# Aim of the task
Look through the records below and collect all lines that hold the string "法治意识".

====

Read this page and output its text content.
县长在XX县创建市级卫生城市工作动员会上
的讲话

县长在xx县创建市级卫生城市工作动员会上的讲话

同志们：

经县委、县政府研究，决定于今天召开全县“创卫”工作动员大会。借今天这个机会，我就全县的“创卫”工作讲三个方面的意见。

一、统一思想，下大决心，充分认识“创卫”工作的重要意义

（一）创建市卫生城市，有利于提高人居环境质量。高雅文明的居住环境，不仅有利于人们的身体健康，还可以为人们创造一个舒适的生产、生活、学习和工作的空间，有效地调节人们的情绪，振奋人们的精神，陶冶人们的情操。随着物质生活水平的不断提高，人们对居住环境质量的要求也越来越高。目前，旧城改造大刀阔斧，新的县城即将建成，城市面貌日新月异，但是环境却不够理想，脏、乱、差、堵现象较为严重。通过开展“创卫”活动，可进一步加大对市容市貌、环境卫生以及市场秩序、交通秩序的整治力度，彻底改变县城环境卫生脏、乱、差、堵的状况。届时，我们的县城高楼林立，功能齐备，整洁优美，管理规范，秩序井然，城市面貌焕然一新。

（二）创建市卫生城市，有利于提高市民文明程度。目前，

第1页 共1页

====

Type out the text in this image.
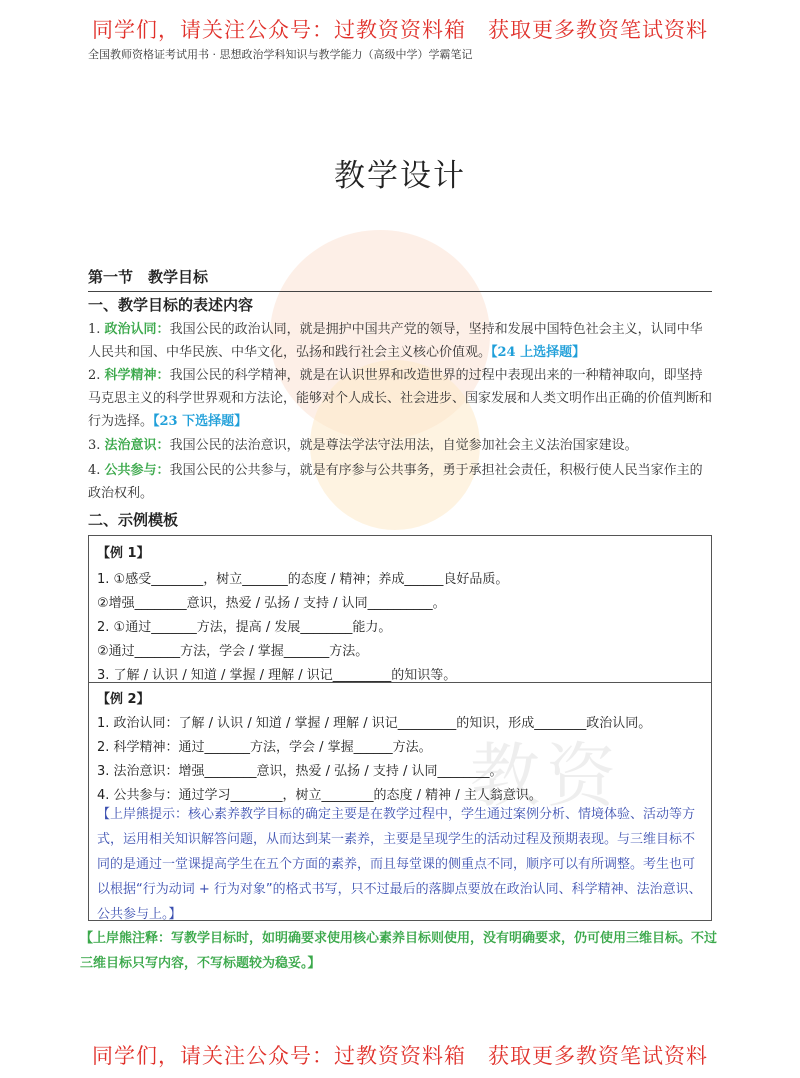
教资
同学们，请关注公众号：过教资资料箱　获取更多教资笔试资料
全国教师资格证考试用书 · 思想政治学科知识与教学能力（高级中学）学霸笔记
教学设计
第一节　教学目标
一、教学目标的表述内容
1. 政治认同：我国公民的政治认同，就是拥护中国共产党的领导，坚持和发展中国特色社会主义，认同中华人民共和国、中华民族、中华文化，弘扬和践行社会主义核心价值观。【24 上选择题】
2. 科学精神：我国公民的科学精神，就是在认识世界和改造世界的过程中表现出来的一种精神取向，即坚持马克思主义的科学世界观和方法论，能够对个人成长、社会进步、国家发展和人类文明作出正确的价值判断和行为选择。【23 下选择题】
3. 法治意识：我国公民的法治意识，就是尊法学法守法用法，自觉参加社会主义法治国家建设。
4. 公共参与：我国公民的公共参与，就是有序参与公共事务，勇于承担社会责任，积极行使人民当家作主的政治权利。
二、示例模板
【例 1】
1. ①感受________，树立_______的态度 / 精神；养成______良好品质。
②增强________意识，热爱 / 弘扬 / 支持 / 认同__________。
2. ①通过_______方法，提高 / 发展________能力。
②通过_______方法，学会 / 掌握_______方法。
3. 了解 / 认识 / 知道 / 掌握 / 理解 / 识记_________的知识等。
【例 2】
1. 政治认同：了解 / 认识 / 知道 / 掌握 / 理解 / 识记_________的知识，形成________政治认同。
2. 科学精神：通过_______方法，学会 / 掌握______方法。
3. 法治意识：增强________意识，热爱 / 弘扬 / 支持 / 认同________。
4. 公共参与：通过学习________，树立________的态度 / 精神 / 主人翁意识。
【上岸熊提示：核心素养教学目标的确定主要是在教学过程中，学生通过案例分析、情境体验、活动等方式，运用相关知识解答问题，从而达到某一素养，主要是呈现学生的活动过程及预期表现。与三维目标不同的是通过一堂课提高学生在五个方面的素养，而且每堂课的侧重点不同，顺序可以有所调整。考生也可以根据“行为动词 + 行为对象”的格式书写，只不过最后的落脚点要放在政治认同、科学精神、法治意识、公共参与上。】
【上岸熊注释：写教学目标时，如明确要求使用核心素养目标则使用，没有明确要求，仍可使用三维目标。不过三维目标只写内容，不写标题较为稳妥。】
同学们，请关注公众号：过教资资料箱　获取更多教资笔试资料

====

# Result for this exercise
3. 法治意识：我国公民的法治意识，就是尊法学法守法用法，自觉参加社会主义法治国家建设。
3. 法治意识：增强________意识，热爱 / 弘扬 / 支持 / 认同________。
【上岸熊提示：核心素养教学目标的确定主要是在教学过程中，学生通过案例分析、情境体验、活动等方式，运用相关知识解答问题，从而达到某一素养，主要是呈现学生的活动过程及预期表现。与三维目标不同的是通过一堂课提高学生在五个方面的素养，而且每堂课的侧重点不同，顺序可以有所调整。考生也可以根据“行为动词 + 行为对象”的格式书写，只不过最后的落脚点要放在政治认同、科学精神、法治意识、公共参与上。】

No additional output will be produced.